» **ENTRIES**:
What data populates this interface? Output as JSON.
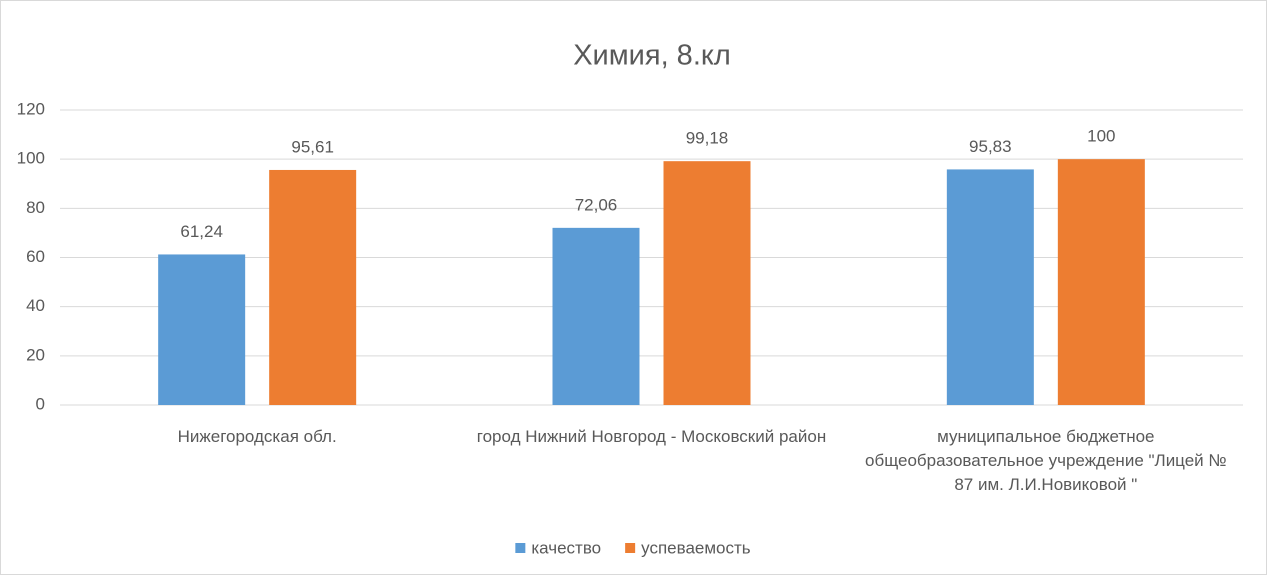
{
  "chart_data": {
    "type": "bar",
    "title": "Химия, 8.кл",
    "categories": [
      "Нижегородская обл.",
      "город Нижний Новгород - Московский район",
      "муниципальное бюджетное общеобразовательное учреждение \"Лицей № 87 им. Л.И.Новиковой  \""
    ],
    "series": [
      {
        "name": "качество",
        "color": "#5b9bd5",
        "values": [
          61.24,
          72.06,
          95.83
        ],
        "value_labels": [
          "61,24",
          "72,06",
          "95,83"
        ]
      },
      {
        "name": "успеваемость",
        "color": "#ed7d31",
        "values": [
          95.61,
          99.18,
          100
        ],
        "value_labels": [
          "95,61",
          "99,18",
          "100"
        ]
      }
    ],
    "ylim": [
      0,
      120
    ],
    "yticks": [
      0,
      20,
      40,
      60,
      80,
      100,
      120
    ],
    "grid": true,
    "legend": "bottom"
  }
}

» **WHAT THE TASK ASKS**:
Give every line above again exactly, with no pictures.

» **RESULT OF THIS EXERCISE**:
What data populates this interface? Output as JSON.
{
  "chart_data": {
    "type": "bar",
    "title": "Химия, 8.кл",
    "categories": [
      "Нижегородская обл.",
      "город Нижний Новгород - Московский район",
      "муниципальное бюджетное общеобразовательное учреждение \"Лицей № 87 им. Л.И.Новиковой  \""
    ],
    "series": [
      {
        "name": "качество",
        "color": "#5b9bd5",
        "values": [
          61.24,
          72.06,
          95.83
        ],
        "value_labels": [
          "61,24",
          "72,06",
          "95,83"
        ]
      },
      {
        "name": "успеваемость",
        "color": "#ed7d31",
        "values": [
          95.61,
          99.18,
          100
        ],
        "value_labels": [
          "95,61",
          "99,18",
          "100"
        ]
      }
    ],
    "ylim": [
      0,
      120
    ],
    "yticks": [
      0,
      20,
      40,
      60,
      80,
      100,
      120
    ],
    "grid": true,
    "legend": "bottom"
  }
}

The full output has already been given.